Exercise prompt: Exclude any images and output the remaining records exactly.

Data to use:

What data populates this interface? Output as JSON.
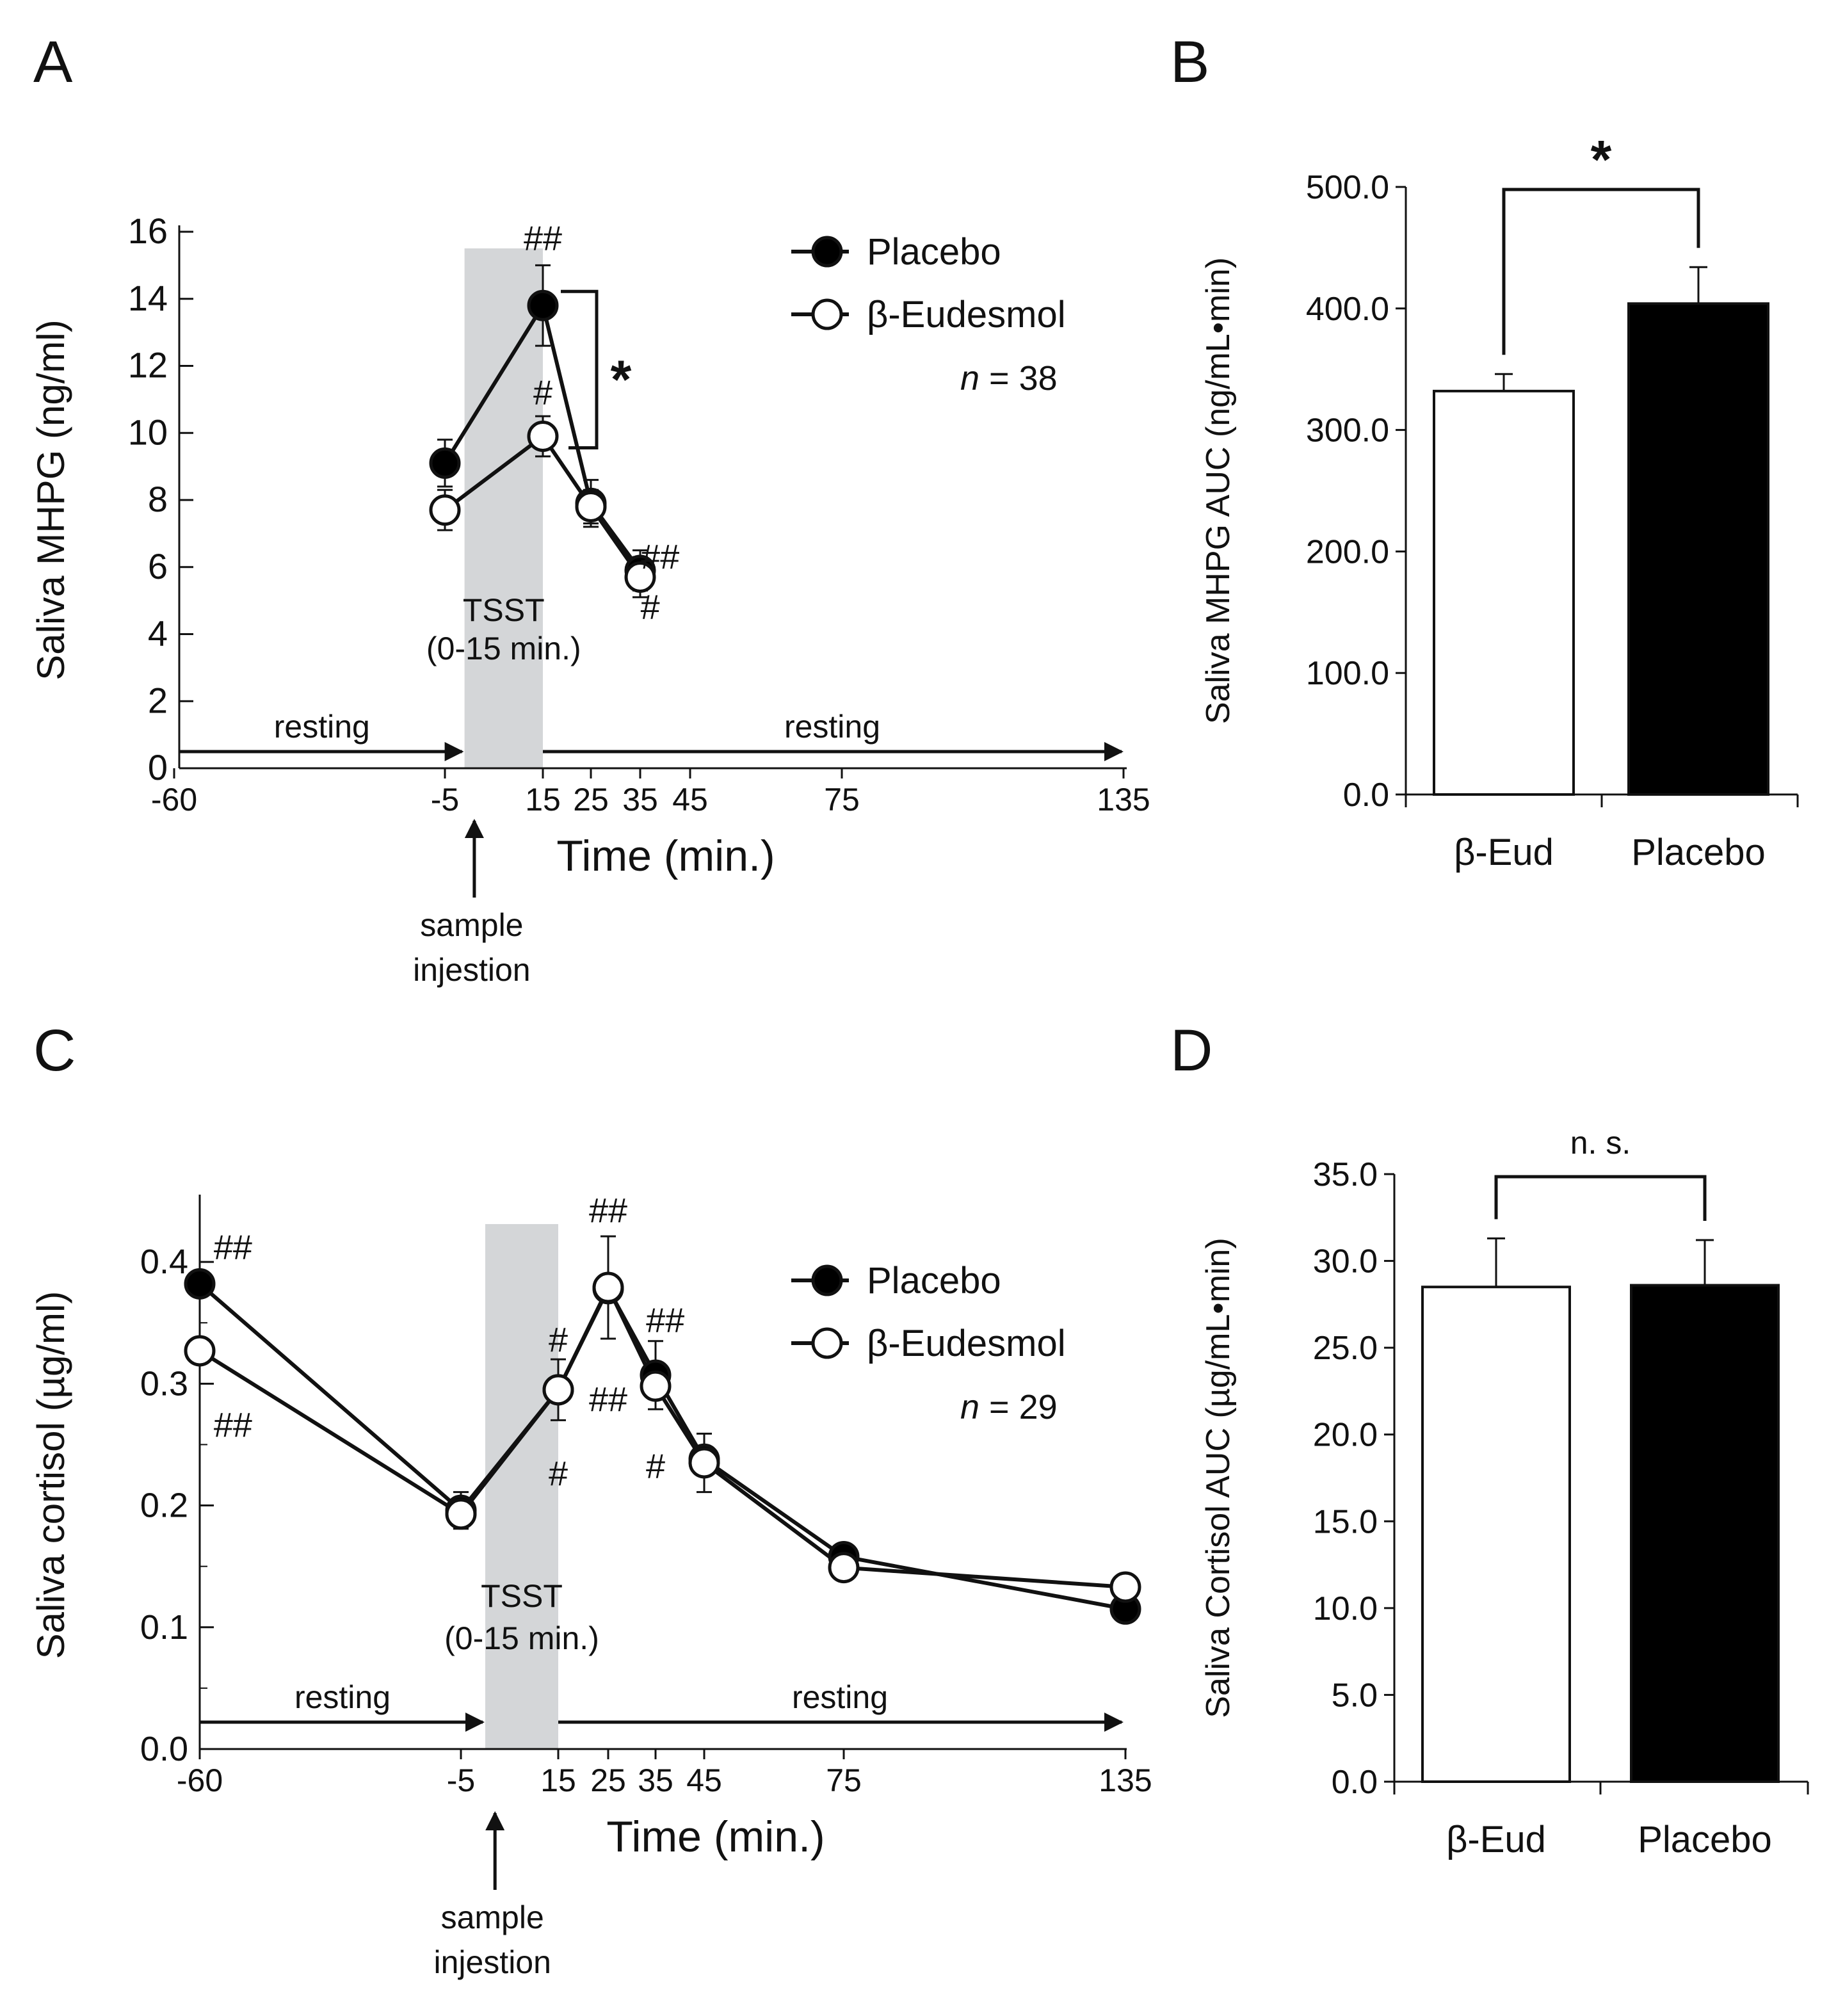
{
  "chart_data": [
    {
      "panel": "A",
      "type": "line",
      "ylabel": "Saliva MHPG (ng/ml)",
      "xlabel": "Time (min.)",
      "xlim": [
        -60,
        135
      ],
      "ylim": [
        0,
        16
      ],
      "xticks": [
        "-60",
        "-5",
        "15",
        "25",
        "35",
        "45",
        "75",
        "135"
      ],
      "xtick_values": [
        -60,
        -5,
        15,
        25,
        35,
        45,
        75,
        135
      ],
      "yticks": [
        "0",
        "2",
        "4",
        "6",
        "8",
        "10",
        "12",
        "14",
        "16"
      ],
      "ytick_values": [
        0,
        2,
        4,
        6,
        8,
        10,
        12,
        14,
        16
      ],
      "shade": {
        "x0": -1,
        "x1": 15,
        "label_1": "TSST",
        "label_2": "(0-15 min.)"
      },
      "resting_left": "resting",
      "resting_right": "resting",
      "arrow_label_1": "sample",
      "arrow_label_2": "injestion",
      "arrow_x": 1,
      "n_label": "n = 38",
      "n_letter": "n",
      "n_value": " = 38",
      "series": [
        {
          "name": "Placebo",
          "fill": "#000000",
          "x": [
            -5,
            15,
            25,
            35
          ],
          "y": [
            9.1,
            13.8,
            7.9,
            5.9
          ],
          "err": [
            0.7,
            1.2,
            0.7,
            0.6
          ]
        },
        {
          "name": "β-Eudesmol",
          "fill": "#ffffff",
          "x": [
            -5,
            15,
            25,
            35
          ],
          "y": [
            7.7,
            9.9,
            7.8,
            5.7
          ],
          "err": [
            0.6,
            0.6,
            0.5,
            0.6
          ]
        }
      ],
      "bracket": {
        "x": 15,
        "y_top": 13.8,
        "y_bottom": 9.9,
        "label": "*"
      },
      "annotations": [
        {
          "text": "##",
          "x": 15,
          "y": 15.8
        },
        {
          "text": "#",
          "x": 15,
          "y": 11.2
        },
        {
          "text": "##",
          "x": 39,
          "y": 6.3
        },
        {
          "text": "#",
          "x": 37,
          "y": 4.8
        }
      ]
    },
    {
      "panel": "B",
      "type": "bar",
      "ylabel": "Saliva MHPG AUC (ng/mL•min)",
      "categories": [
        "β-Eud",
        "Placebo"
      ],
      "values": [
        332.0,
        404.0
      ],
      "errors": [
        14.0,
        30.0
      ],
      "colors": [
        "#ffffff",
        "#000000"
      ],
      "ylim": [
        0,
        500
      ],
      "yticks": [
        "0.0",
        "100.0",
        "200.0",
        "300.0",
        "400.0",
        "500.0"
      ],
      "ytick_values": [
        0,
        100,
        200,
        300,
        400,
        500
      ],
      "bracket_label": "*"
    },
    {
      "panel": "C",
      "type": "line",
      "ylabel": "Saliva cortisol (µg/ml)",
      "xlabel": "Time (min.)",
      "xlim": [
        -60,
        135
      ],
      "ylim": [
        0,
        0.45
      ],
      "xticks": [
        "-60",
        "-5",
        "15",
        "25",
        "35",
        "45",
        "75",
        "135"
      ],
      "xtick_values": [
        -60,
        -5,
        15,
        25,
        35,
        45,
        75,
        135
      ],
      "yticks": [
        "0.0",
        "0.1",
        "0.2",
        "0.3",
        "0.4"
      ],
      "ytick_values": [
        0,
        0.1,
        0.2,
        0.3,
        0.4
      ],
      "shade": {
        "x0": 0,
        "x1": 15,
        "label_1": "TSST",
        "label_2": "(0-15 min.)"
      },
      "resting_left": "resting",
      "resting_right": "resting",
      "arrow_label_1": "sample",
      "arrow_label_2": "injestion",
      "arrow_x": 2,
      "n_label": "n = 29",
      "n_letter": "n",
      "n_value": " = 29",
      "series": [
        {
          "name": "Placebo",
          "fill": "#000000",
          "x": [
            -60,
            -5,
            15,
            25,
            35,
            45,
            75,
            135
          ],
          "y": [
            0.382,
            0.196,
            0.295,
            0.378,
            0.307,
            0.238,
            0.158,
            0.115
          ],
          "err": [
            0.0,
            0.015,
            0.025,
            0.0,
            0.028,
            0.0,
            0.0,
            0.0
          ]
        },
        {
          "name": "β-Eudesmol",
          "fill": "#ffffff",
          "x": [
            -60,
            -5,
            15,
            25,
            35,
            45,
            75,
            135
          ],
          "y": [
            0.327,
            0.193,
            0.295,
            0.379,
            0.298,
            0.235,
            0.149,
            0.133
          ],
          "err": [
            0.0,
            0.012,
            0.0,
            0.042,
            0.0,
            0.024,
            0.0,
            0.0
          ]
        }
      ],
      "annotations": [
        {
          "text": "##",
          "x": -53,
          "y": 0.412
        },
        {
          "text": "##",
          "x": -53,
          "y": 0.266
        },
        {
          "text": "#",
          "x": 15,
          "y": 0.336
        },
        {
          "text": "#",
          "x": 15,
          "y": 0.226
        },
        {
          "text": "##",
          "x": 25,
          "y": 0.442
        },
        {
          "text": "##",
          "x": 25,
          "y": 0.287
        },
        {
          "text": "##",
          "x": 37,
          "y": 0.352
        },
        {
          "text": "#",
          "x": 35,
          "y": 0.232
        }
      ]
    },
    {
      "panel": "D",
      "type": "bar",
      "ylabel": "Saliva Cortisol AUC (µg/mL•min)",
      "categories": [
        "β-Eud",
        "Placebo"
      ],
      "values": [
        28.5,
        28.6
      ],
      "errors": [
        2.8,
        2.6
      ],
      "colors": [
        "#ffffff",
        "#000000"
      ],
      "ylim": [
        0,
        35
      ],
      "yticks": [
        "0.0",
        "5.0",
        "10.0",
        "15.0",
        "20.0",
        "25.0",
        "30.0",
        "35.0"
      ],
      "ytick_values": [
        0,
        5,
        10,
        15,
        20,
        25,
        30,
        35
      ],
      "bracket_label": "n. s."
    }
  ]
}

Finished task:
What data populates this interface? Output as JSON.
{
  "chart_data": [
    {
      "panel": "A",
      "type": "line",
      "ylabel": "Saliva MHPG (ng/ml)",
      "xlabel": "Time (min.)",
      "xlim": [
        -60,
        135
      ],
      "ylim": [
        0,
        16
      ],
      "xticks": [
        "-60",
        "-5",
        "15",
        "25",
        "35",
        "45",
        "75",
        "135"
      ],
      "xtick_values": [
        -60,
        -5,
        15,
        25,
        35,
        45,
        75,
        135
      ],
      "yticks": [
        "0",
        "2",
        "4",
        "6",
        "8",
        "10",
        "12",
        "14",
        "16"
      ],
      "ytick_values": [
        0,
        2,
        4,
        6,
        8,
        10,
        12,
        14,
        16
      ],
      "shade": {
        "x0": -1,
        "x1": 15,
        "label_1": "TSST",
        "label_2": "(0-15 min.)"
      },
      "resting_left": "resting",
      "resting_right": "resting",
      "arrow_label_1": "sample",
      "arrow_label_2": "injestion",
      "arrow_x": 1,
      "n_label": "n = 38",
      "n_letter": "n",
      "n_value": " = 38",
      "series": [
        {
          "name": "Placebo",
          "fill": "#000000",
          "x": [
            -5,
            15,
            25,
            35
          ],
          "y": [
            9.1,
            13.8,
            7.9,
            5.9
          ],
          "err": [
            0.7,
            1.2,
            0.7,
            0.6
          ]
        },
        {
          "name": "β-Eudesmol",
          "fill": "#ffffff",
          "x": [
            -5,
            15,
            25,
            35
          ],
          "y": [
            7.7,
            9.9,
            7.8,
            5.7
          ],
          "err": [
            0.6,
            0.6,
            0.5,
            0.6
          ]
        }
      ],
      "bracket": {
        "x": 15,
        "y_top": 13.8,
        "y_bottom": 9.9,
        "label": "*"
      },
      "annotations": [
        {
          "text": "##",
          "x": 15,
          "y": 15.8
        },
        {
          "text": "#",
          "x": 15,
          "y": 11.2
        },
        {
          "text": "##",
          "x": 39,
          "y": 6.3
        },
        {
          "text": "#",
          "x": 37,
          "y": 4.8
        }
      ]
    },
    {
      "panel": "B",
      "type": "bar",
      "ylabel": "Saliva MHPG AUC (ng/mL•min)",
      "categories": [
        "β-Eud",
        "Placebo"
      ],
      "values": [
        332.0,
        404.0
      ],
      "errors": [
        14.0,
        30.0
      ],
      "colors": [
        "#ffffff",
        "#000000"
      ],
      "ylim": [
        0,
        500
      ],
      "yticks": [
        "0.0",
        "100.0",
        "200.0",
        "300.0",
        "400.0",
        "500.0"
      ],
      "ytick_values": [
        0,
        100,
        200,
        300,
        400,
        500
      ],
      "bracket_label": "*"
    },
    {
      "panel": "C",
      "type": "line",
      "ylabel": "Saliva cortisol (µg/ml)",
      "xlabel": "Time (min.)",
      "xlim": [
        -60,
        135
      ],
      "ylim": [
        0,
        0.45
      ],
      "xticks": [
        "-60",
        "-5",
        "15",
        "25",
        "35",
        "45",
        "75",
        "135"
      ],
      "xtick_values": [
        -60,
        -5,
        15,
        25,
        35,
        45,
        75,
        135
      ],
      "yticks": [
        "0.0",
        "0.1",
        "0.2",
        "0.3",
        "0.4"
      ],
      "ytick_values": [
        0,
        0.1,
        0.2,
        0.3,
        0.4
      ],
      "shade": {
        "x0": 0,
        "x1": 15,
        "label_1": "TSST",
        "label_2": "(0-15 min.)"
      },
      "resting_left": "resting",
      "resting_right": "resting",
      "arrow_label_1": "sample",
      "arrow_label_2": "injestion",
      "arrow_x": 2,
      "n_label": "n = 29",
      "n_letter": "n",
      "n_value": " = 29",
      "series": [
        {
          "name": "Placebo",
          "fill": "#000000",
          "x": [
            -60,
            -5,
            15,
            25,
            35,
            45,
            75,
            135
          ],
          "y": [
            0.382,
            0.196,
            0.295,
            0.378,
            0.307,
            0.238,
            0.158,
            0.115
          ],
          "err": [
            0.0,
            0.015,
            0.025,
            0.0,
            0.028,
            0.0,
            0.0,
            0.0
          ]
        },
        {
          "name": "β-Eudesmol",
          "fill": "#ffffff",
          "x": [
            -60,
            -5,
            15,
            25,
            35,
            45,
            75,
            135
          ],
          "y": [
            0.327,
            0.193,
            0.295,
            0.379,
            0.298,
            0.235,
            0.149,
            0.133
          ],
          "err": [
            0.0,
            0.012,
            0.0,
            0.042,
            0.0,
            0.024,
            0.0,
            0.0
          ]
        }
      ],
      "annotations": [
        {
          "text": "##",
          "x": -53,
          "y": 0.412
        },
        {
          "text": "##",
          "x": -53,
          "y": 0.266
        },
        {
          "text": "#",
          "x": 15,
          "y": 0.336
        },
        {
          "text": "#",
          "x": 15,
          "y": 0.226
        },
        {
          "text": "##",
          "x": 25,
          "y": 0.442
        },
        {
          "text": "##",
          "x": 25,
          "y": 0.287
        },
        {
          "text": "##",
          "x": 37,
          "y": 0.352
        },
        {
          "text": "#",
          "x": 35,
          "y": 0.232
        }
      ]
    },
    {
      "panel": "D",
      "type": "bar",
      "ylabel": "Saliva Cortisol AUC (µg/mL•min)",
      "categories": [
        "β-Eud",
        "Placebo"
      ],
      "values": [
        28.5,
        28.6
      ],
      "errors": [
        2.8,
        2.6
      ],
      "colors": [
        "#ffffff",
        "#000000"
      ],
      "ylim": [
        0,
        35
      ],
      "yticks": [
        "0.0",
        "5.0",
        "10.0",
        "15.0",
        "20.0",
        "25.0",
        "30.0",
        "35.0"
      ],
      "ytick_values": [
        0,
        5,
        10,
        15,
        20,
        25,
        30,
        35
      ],
      "bracket_label": "n. s."
    }
  ]
}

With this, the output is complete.